**Supplied records:**

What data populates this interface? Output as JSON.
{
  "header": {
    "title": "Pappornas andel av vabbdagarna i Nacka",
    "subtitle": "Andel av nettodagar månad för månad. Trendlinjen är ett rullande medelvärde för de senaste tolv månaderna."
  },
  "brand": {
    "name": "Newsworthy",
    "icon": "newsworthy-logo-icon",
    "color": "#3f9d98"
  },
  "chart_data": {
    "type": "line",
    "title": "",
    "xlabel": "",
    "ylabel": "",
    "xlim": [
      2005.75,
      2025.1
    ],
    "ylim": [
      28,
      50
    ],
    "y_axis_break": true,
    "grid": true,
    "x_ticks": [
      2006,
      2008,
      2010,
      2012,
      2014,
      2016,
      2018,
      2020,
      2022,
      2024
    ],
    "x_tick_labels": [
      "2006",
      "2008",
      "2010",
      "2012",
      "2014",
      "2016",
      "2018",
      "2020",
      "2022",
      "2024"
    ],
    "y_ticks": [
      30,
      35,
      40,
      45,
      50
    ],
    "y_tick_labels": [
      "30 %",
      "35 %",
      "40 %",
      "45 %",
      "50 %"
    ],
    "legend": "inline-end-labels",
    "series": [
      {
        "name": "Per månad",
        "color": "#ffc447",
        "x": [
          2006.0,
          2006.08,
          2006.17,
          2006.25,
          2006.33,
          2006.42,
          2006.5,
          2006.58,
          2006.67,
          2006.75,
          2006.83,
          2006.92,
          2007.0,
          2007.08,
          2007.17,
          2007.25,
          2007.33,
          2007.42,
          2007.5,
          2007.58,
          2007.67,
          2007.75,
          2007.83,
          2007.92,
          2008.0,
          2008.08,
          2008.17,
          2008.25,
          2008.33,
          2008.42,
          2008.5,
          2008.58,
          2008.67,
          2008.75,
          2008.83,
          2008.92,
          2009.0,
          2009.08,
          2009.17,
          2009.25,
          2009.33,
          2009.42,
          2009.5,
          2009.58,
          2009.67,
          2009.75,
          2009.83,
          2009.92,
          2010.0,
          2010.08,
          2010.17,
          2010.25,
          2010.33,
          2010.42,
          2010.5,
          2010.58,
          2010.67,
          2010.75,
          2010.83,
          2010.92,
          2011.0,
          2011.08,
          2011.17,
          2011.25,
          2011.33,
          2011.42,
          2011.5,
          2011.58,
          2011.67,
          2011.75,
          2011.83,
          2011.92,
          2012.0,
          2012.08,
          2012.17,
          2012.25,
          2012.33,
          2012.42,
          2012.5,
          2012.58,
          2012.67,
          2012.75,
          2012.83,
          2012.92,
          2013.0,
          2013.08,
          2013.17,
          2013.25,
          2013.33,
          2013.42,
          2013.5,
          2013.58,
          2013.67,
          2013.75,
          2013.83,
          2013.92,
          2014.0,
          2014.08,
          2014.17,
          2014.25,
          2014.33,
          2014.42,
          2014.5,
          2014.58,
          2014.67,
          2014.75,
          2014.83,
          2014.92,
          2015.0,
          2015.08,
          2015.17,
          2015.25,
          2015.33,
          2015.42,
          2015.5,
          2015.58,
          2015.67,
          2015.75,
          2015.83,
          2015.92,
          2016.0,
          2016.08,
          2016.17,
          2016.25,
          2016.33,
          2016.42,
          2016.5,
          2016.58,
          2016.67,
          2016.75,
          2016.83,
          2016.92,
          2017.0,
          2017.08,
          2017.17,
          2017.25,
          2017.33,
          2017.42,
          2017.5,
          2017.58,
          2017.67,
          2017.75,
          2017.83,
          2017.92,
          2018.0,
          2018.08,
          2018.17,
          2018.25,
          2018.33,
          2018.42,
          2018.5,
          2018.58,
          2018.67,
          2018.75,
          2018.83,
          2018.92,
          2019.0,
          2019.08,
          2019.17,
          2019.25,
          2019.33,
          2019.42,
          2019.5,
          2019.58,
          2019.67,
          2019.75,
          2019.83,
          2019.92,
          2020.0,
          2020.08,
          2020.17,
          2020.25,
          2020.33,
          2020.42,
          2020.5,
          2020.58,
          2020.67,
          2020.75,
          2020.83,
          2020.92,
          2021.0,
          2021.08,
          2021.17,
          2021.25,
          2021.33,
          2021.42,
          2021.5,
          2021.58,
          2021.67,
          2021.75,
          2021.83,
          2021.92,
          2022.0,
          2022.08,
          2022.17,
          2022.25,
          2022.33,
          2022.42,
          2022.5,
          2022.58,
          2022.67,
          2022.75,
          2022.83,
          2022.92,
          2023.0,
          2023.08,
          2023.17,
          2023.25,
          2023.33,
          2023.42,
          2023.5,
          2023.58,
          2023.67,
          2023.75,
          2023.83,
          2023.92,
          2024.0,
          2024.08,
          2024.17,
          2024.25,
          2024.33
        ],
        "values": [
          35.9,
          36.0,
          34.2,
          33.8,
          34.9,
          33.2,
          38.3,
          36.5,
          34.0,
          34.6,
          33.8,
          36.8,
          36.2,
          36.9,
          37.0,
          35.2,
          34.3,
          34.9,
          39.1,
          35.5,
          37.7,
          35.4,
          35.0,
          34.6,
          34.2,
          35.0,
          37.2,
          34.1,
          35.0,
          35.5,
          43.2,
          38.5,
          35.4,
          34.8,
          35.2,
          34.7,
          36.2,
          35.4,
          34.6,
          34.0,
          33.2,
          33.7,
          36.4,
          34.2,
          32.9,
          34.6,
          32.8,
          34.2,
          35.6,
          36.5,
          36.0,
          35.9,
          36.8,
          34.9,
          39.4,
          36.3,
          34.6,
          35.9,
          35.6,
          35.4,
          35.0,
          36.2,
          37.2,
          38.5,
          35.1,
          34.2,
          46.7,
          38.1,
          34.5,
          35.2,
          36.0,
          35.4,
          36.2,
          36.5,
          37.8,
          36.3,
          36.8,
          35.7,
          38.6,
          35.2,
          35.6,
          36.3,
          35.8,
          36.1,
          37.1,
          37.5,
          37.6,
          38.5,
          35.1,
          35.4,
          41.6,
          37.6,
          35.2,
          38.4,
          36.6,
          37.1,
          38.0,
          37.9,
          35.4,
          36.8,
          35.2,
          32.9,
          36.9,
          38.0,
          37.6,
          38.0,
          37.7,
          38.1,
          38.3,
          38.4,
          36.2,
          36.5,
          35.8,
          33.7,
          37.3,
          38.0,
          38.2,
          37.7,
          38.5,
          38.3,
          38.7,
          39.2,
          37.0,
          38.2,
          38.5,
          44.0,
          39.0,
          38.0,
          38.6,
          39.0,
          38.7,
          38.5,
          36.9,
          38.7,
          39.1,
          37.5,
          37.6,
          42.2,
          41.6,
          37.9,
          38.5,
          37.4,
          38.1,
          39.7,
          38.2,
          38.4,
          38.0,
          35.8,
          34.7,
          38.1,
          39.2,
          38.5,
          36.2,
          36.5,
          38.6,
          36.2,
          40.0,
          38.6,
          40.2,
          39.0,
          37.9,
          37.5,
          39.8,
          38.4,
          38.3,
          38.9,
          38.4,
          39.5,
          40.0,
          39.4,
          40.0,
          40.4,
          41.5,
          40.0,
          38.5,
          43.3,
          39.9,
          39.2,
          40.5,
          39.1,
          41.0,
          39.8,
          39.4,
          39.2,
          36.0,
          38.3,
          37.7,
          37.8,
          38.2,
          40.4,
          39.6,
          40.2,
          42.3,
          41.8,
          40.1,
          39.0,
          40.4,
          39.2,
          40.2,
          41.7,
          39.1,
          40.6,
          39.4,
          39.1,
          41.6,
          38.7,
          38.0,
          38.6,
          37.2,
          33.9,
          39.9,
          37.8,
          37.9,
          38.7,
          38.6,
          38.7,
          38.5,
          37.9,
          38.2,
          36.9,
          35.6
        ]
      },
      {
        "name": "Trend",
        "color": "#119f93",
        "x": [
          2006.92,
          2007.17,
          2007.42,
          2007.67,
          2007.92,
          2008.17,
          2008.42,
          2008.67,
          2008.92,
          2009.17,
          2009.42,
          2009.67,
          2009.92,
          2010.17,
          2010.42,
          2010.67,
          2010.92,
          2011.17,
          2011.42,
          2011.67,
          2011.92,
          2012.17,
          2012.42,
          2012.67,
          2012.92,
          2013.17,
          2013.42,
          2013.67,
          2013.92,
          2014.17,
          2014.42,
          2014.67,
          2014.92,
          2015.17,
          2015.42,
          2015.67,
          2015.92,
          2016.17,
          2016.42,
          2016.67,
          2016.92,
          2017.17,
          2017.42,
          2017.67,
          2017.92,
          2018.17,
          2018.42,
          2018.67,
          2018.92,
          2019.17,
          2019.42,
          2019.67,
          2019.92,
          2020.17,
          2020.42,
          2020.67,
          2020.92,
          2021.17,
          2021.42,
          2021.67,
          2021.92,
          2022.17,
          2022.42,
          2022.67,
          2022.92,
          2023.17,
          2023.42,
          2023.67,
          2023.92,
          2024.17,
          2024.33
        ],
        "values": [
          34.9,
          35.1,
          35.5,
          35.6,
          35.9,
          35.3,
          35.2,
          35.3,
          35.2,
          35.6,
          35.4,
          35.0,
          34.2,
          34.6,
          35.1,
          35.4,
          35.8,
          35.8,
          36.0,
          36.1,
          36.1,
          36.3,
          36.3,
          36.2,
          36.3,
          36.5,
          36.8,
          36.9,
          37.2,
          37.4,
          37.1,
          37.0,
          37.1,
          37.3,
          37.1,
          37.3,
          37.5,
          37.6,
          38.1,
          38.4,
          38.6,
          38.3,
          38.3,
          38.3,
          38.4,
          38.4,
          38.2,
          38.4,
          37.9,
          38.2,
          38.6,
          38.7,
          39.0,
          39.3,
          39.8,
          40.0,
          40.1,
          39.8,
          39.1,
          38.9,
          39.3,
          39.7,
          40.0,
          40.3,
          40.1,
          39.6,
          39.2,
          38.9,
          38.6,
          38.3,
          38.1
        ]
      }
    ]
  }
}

**Instruction:**
Only lines that contain the word "månad" are wanted; copy each of them.

**Task solution:**
    "subtitle": "Andel av nettodagar månad för månad. Trendlinjen är ett rullande medelvärde för de senaste tolv månaderna."
        "name": "Per månad",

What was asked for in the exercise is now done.